### Exercise:
Please transcribe the data below exactly. Leave the pictures out.

### Dataset listings of figures:
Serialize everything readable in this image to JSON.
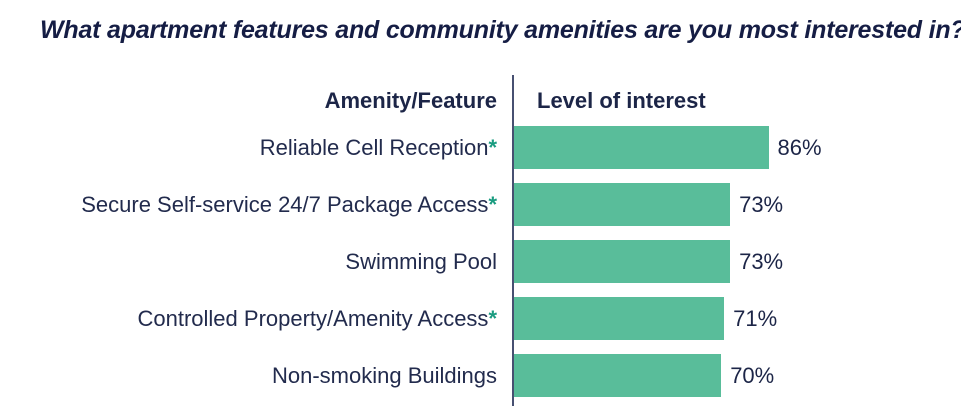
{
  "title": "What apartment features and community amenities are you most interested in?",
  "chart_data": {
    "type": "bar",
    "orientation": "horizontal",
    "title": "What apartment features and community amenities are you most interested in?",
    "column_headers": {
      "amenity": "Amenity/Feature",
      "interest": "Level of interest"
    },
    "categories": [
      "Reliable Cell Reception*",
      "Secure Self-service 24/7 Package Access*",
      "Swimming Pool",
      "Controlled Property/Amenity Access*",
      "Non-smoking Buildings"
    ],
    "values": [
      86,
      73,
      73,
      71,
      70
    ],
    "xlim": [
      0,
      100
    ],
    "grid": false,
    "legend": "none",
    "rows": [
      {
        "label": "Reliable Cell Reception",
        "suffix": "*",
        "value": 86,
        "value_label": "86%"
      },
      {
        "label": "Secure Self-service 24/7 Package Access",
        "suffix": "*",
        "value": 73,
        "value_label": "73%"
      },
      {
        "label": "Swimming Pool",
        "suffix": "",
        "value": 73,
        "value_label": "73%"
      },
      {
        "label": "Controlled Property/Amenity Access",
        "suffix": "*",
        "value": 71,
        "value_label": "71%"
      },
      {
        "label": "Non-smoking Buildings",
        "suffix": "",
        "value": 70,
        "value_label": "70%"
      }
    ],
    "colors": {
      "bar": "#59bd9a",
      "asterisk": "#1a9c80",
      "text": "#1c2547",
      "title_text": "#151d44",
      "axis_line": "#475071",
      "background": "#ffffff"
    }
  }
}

### Reply to the task:
Serialize everything readable in this image to JSON.
{
  "title": "What apartment features and community amenities are you most interested in?",
  "chart_data": {
    "type": "bar",
    "orientation": "horizontal",
    "title": "What apartment features and community amenities are you most interested in?",
    "column_headers": {
      "amenity": "Amenity/Feature",
      "interest": "Level of interest"
    },
    "categories": [
      "Reliable Cell Reception*",
      "Secure Self-service 24/7 Package Access*",
      "Swimming Pool",
      "Controlled Property/Amenity Access*",
      "Non-smoking Buildings"
    ],
    "values": [
      86,
      73,
      73,
      71,
      70
    ],
    "xlim": [
      0,
      100
    ],
    "grid": false,
    "legend": "none",
    "rows": [
      {
        "label": "Reliable Cell Reception",
        "suffix": "*",
        "value": 86,
        "value_label": "86%"
      },
      {
        "label": "Secure Self-service 24/7 Package Access",
        "suffix": "*",
        "value": 73,
        "value_label": "73%"
      },
      {
        "label": "Swimming Pool",
        "suffix": "",
        "value": 73,
        "value_label": "73%"
      },
      {
        "label": "Controlled Property/Amenity Access",
        "suffix": "*",
        "value": 71,
        "value_label": "71%"
      },
      {
        "label": "Non-smoking Buildings",
        "suffix": "",
        "value": 70,
        "value_label": "70%"
      }
    ],
    "colors": {
      "bar": "#59bd9a",
      "asterisk": "#1a9c80",
      "text": "#1c2547",
      "title_text": "#151d44",
      "axis_line": "#475071",
      "background": "#ffffff"
    }
  }
}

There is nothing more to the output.